# To be done
Pictures stay out of the copy; restate everything else in the material exactly.

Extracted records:
<<<<

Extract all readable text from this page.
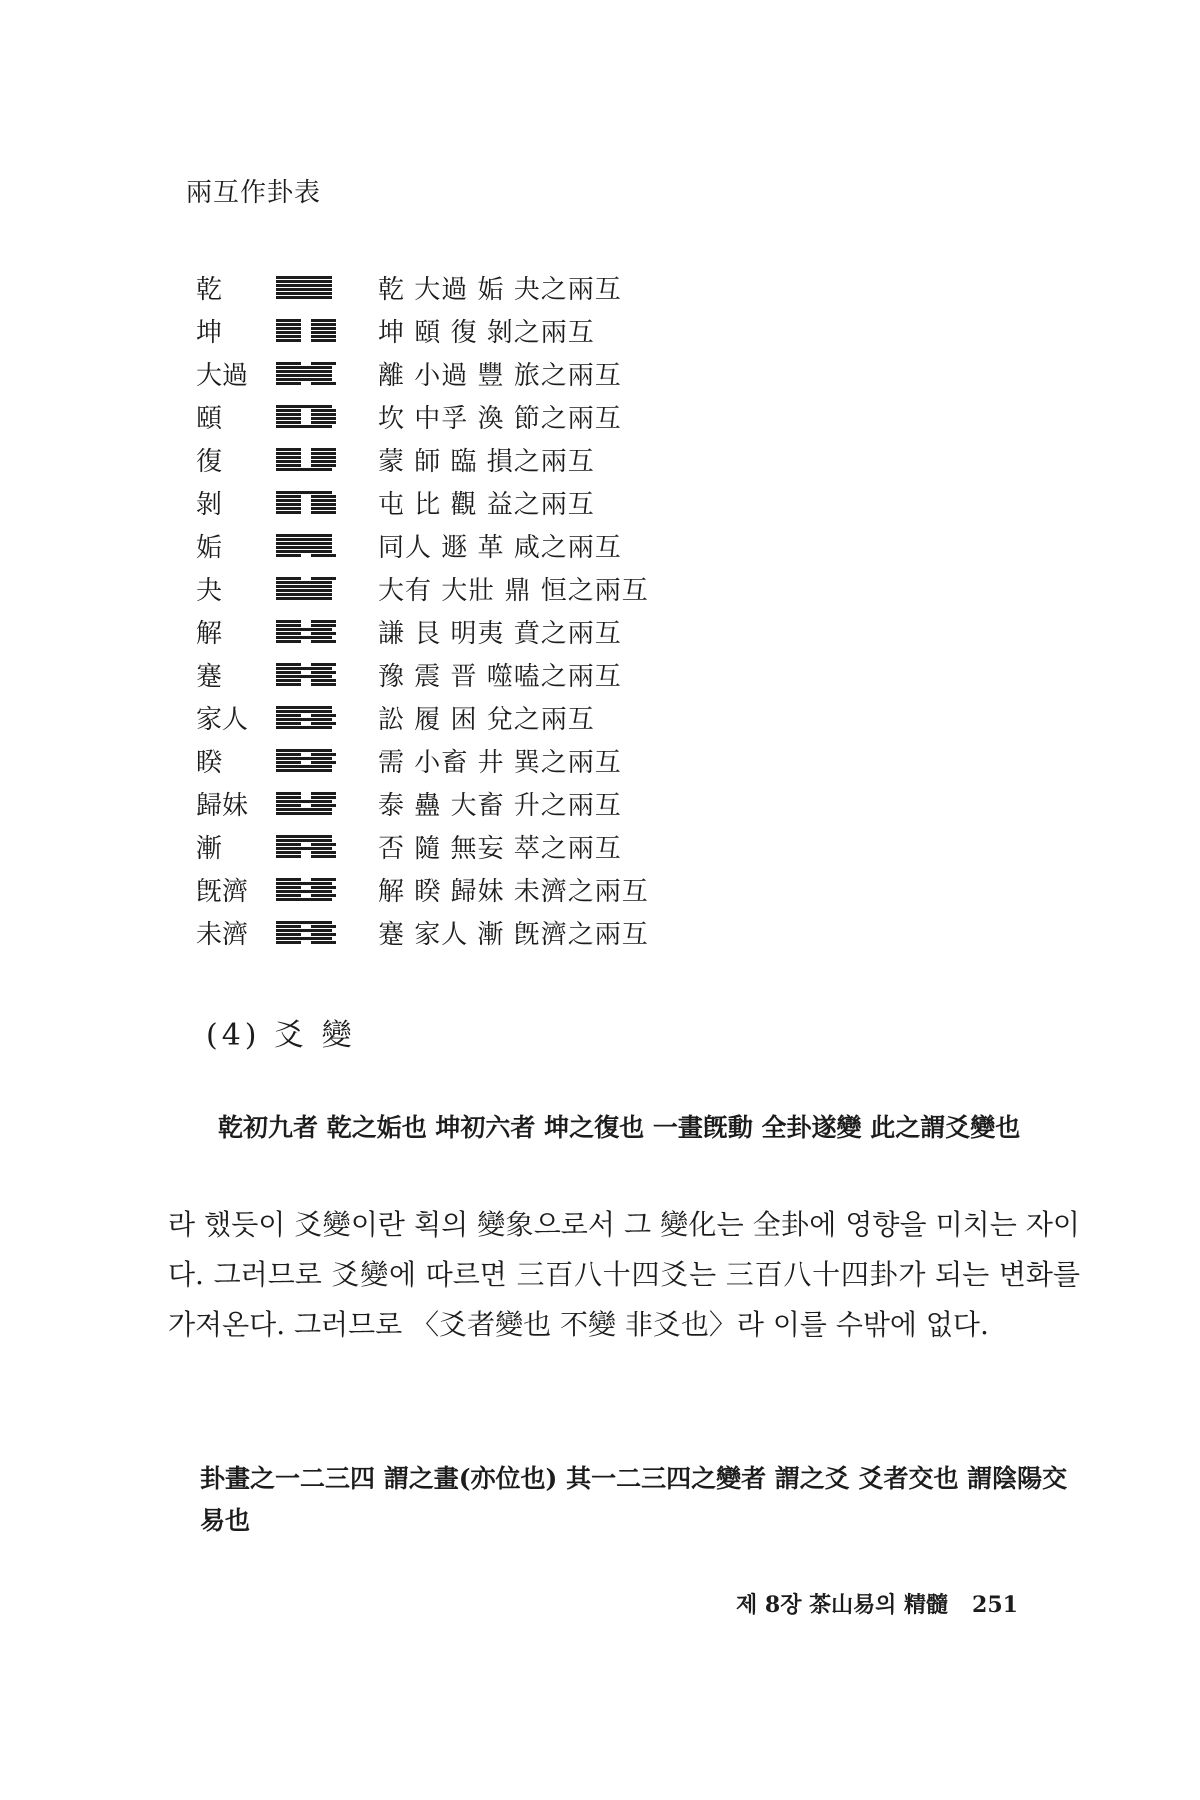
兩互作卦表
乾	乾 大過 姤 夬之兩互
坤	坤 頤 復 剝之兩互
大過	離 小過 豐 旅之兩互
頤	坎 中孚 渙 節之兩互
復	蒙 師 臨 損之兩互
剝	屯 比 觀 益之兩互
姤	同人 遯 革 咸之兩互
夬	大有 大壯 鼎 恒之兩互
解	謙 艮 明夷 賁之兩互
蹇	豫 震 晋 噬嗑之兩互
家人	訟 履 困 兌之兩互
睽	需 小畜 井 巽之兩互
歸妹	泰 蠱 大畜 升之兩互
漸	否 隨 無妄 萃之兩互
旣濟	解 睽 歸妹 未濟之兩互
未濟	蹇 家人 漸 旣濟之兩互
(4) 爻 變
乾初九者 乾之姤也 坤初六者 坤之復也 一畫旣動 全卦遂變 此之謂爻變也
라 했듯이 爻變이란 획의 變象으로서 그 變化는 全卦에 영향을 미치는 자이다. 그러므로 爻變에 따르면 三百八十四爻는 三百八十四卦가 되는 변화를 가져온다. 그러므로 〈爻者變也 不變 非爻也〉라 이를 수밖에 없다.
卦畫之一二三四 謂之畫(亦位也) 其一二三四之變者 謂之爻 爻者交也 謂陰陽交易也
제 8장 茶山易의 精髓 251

>>>>

# Answer to this problem
Extract all readable text from this page.
兩互作卦表
乾	乾 大過 姤 夬之兩互
坤	坤 頤 復 剝之兩互
大過	離 小過 豐 旅之兩互
頤	坎 中孚 渙 節之兩互
復	蒙 師 臨 損之兩互
剝	屯 比 觀 益之兩互
姤	同人 遯 革 咸之兩互
夬	大有 大壯 鼎 恒之兩互
解	謙 艮 明夷 賁之兩互
蹇	豫 震 晋 噬嗑之兩互
家人	訟 履 困 兌之兩互
睽	需 小畜 井 巽之兩互
歸妹	泰 蠱 大畜 升之兩互
漸	否 隨 無妄 萃之兩互
旣濟	解 睽 歸妹 未濟之兩互
未濟	蹇 家人 漸 旣濟之兩互
(4) 爻 變
乾初九者 乾之姤也 坤初六者 坤之復也 一畫旣動 全卦遂變 此之謂爻變也
라 했듯이 爻變이란 획의 變象으로서 그 變化는 全卦에 영향을 미치는 자이다. 그러므로 爻變에 따르면 三百八十四爻는 三百八十四卦가 되는 변화를 가져온다. 그러므로 〈爻者變也 不變 非爻也〉라 이를 수밖에 없다.
卦畫之一二三四 謂之畫(亦位也) 其一二三四之變者 謂之爻 爻者交也 謂陰陽交易也
제 8장 茶山易의 精髓 251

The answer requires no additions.